TASK OBJECTIVE | Repeat the records below exactly, leaving out every picture.

RECORDS SUPPLIED |

◆ ◆ ◆ ◆

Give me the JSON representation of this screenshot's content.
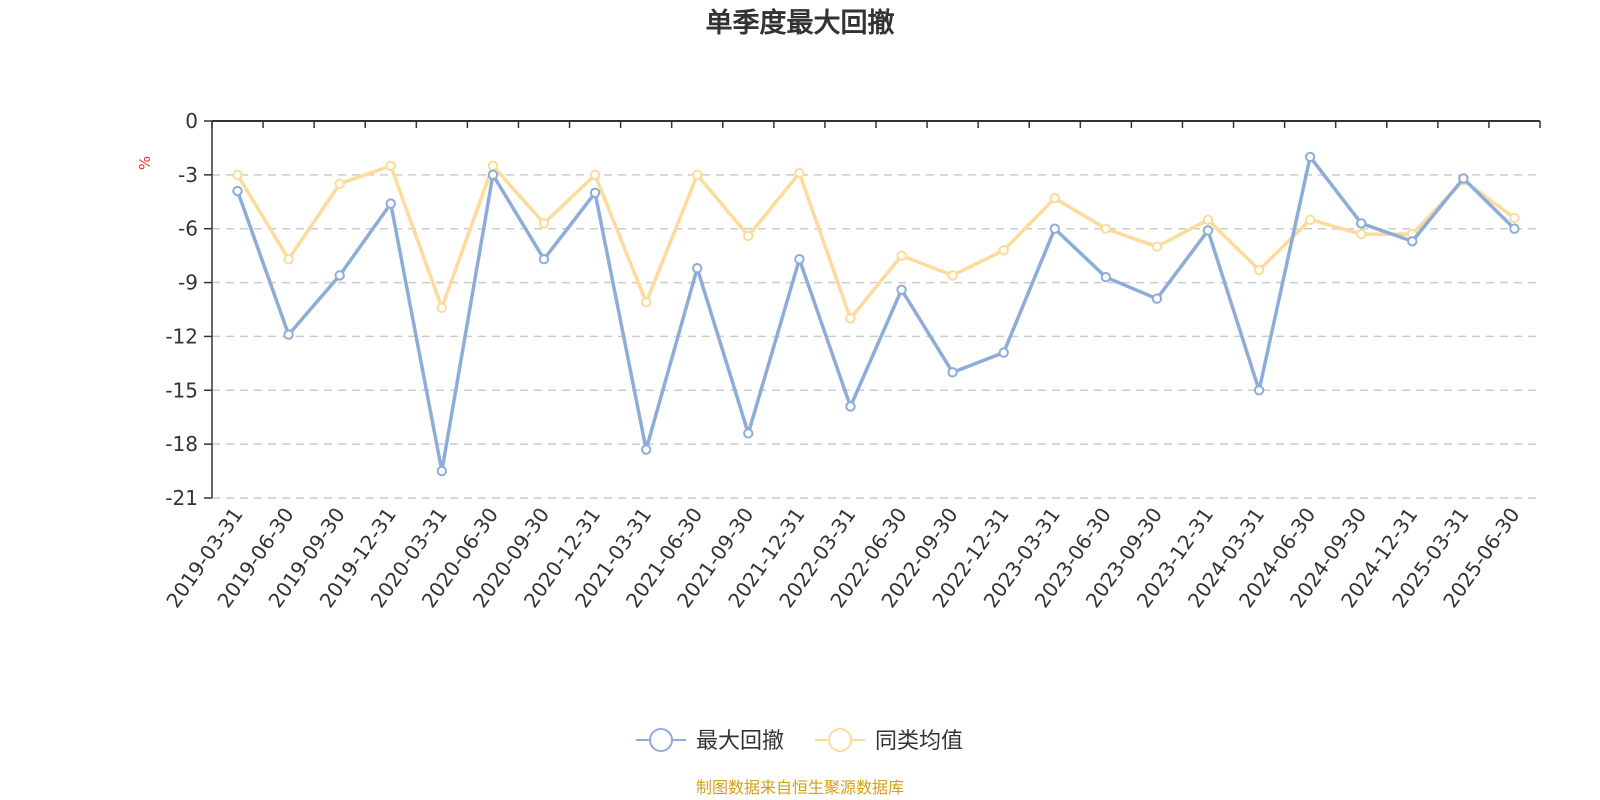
{
  "chart_data": {
    "type": "line",
    "title": "单季度最大回撤",
    "ylabel": "%",
    "xlabel": "",
    "ylim": [
      -21,
      0
    ],
    "yticks": [
      0,
      -3,
      -6,
      -9,
      -12,
      -15,
      -18,
      -21
    ],
    "grid": true,
    "legend_position": "bottom",
    "categories": [
      "2019-03-31",
      "2019-06-30",
      "2019-09-30",
      "2019-12-31",
      "2020-03-31",
      "2020-06-30",
      "2020-09-30",
      "2020-12-31",
      "2021-03-31",
      "2021-06-30",
      "2021-09-30",
      "2021-12-31",
      "2022-03-31",
      "2022-06-30",
      "2022-09-30",
      "2022-12-31",
      "2023-03-31",
      "2023-06-30",
      "2023-09-30",
      "2023-12-31",
      "2024-03-31",
      "2024-06-30",
      "2024-09-30",
      "2024-12-31",
      "2025-03-31",
      "2025-06-30"
    ],
    "series": [
      {
        "name": "最大回撤",
        "color": "#8eacd8",
        "values": [
          -3.9,
          -11.9,
          -8.6,
          -4.6,
          -19.5,
          -3.0,
          -7.7,
          -4.0,
          -18.3,
          -8.2,
          -17.4,
          -7.7,
          -15.9,
          -9.4,
          -14.0,
          -12.9,
          -6.0,
          -8.7,
          -9.9,
          -6.1,
          -15.0,
          -2.0,
          -5.7,
          -6.7,
          -3.2,
          -6.0
        ]
      },
      {
        "name": "同类均值",
        "color": "#fcdb9b",
        "values": [
          -3.0,
          -7.7,
          -3.5,
          -2.5,
          -10.4,
          -2.5,
          -5.7,
          -3.0,
          -10.1,
          -3.0,
          -6.4,
          -2.9,
          -11.0,
          -7.5,
          -8.6,
          -7.2,
          -4.3,
          -6.0,
          -7.0,
          -5.5,
          -8.3,
          -5.5,
          -6.3,
          -6.3,
          -3.3,
          -5.4
        ]
      }
    ]
  },
  "source_note": "制图数据来自恒生聚源数据库"
}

◆ ◆ ◆ ◆

ANSWER BELOW |
Give me the JSON representation of this screenshot's content.
{
  "chart_data": {
    "type": "line",
    "title": "单季度最大回撤",
    "ylabel": "%",
    "xlabel": "",
    "ylim": [
      -21,
      0
    ],
    "yticks": [
      0,
      -3,
      -6,
      -9,
      -12,
      -15,
      -18,
      -21
    ],
    "grid": true,
    "legend_position": "bottom",
    "categories": [
      "2019-03-31",
      "2019-06-30",
      "2019-09-30",
      "2019-12-31",
      "2020-03-31",
      "2020-06-30",
      "2020-09-30",
      "2020-12-31",
      "2021-03-31",
      "2021-06-30",
      "2021-09-30",
      "2021-12-31",
      "2022-03-31",
      "2022-06-30",
      "2022-09-30",
      "2022-12-31",
      "2023-03-31",
      "2023-06-30",
      "2023-09-30",
      "2023-12-31",
      "2024-03-31",
      "2024-06-30",
      "2024-09-30",
      "2024-12-31",
      "2025-03-31",
      "2025-06-30"
    ],
    "series": [
      {
        "name": "最大回撤",
        "color": "#8eacd8",
        "values": [
          -3.9,
          -11.9,
          -8.6,
          -4.6,
          -19.5,
          -3.0,
          -7.7,
          -4.0,
          -18.3,
          -8.2,
          -17.4,
          -7.7,
          -15.9,
          -9.4,
          -14.0,
          -12.9,
          -6.0,
          -8.7,
          -9.9,
          -6.1,
          -15.0,
          -2.0,
          -5.7,
          -6.7,
          -3.2,
          -6.0
        ]
      },
      {
        "name": "同类均值",
        "color": "#fcdb9b",
        "values": [
          -3.0,
          -7.7,
          -3.5,
          -2.5,
          -10.4,
          -2.5,
          -5.7,
          -3.0,
          -10.1,
          -3.0,
          -6.4,
          -2.9,
          -11.0,
          -7.5,
          -8.6,
          -7.2,
          -4.3,
          -6.0,
          -7.0,
          -5.5,
          -8.3,
          -5.5,
          -6.3,
          -6.3,
          -3.3,
          -5.4
        ]
      }
    ]
  },
  "source_note": "制图数据来自恒生聚源数据库"
}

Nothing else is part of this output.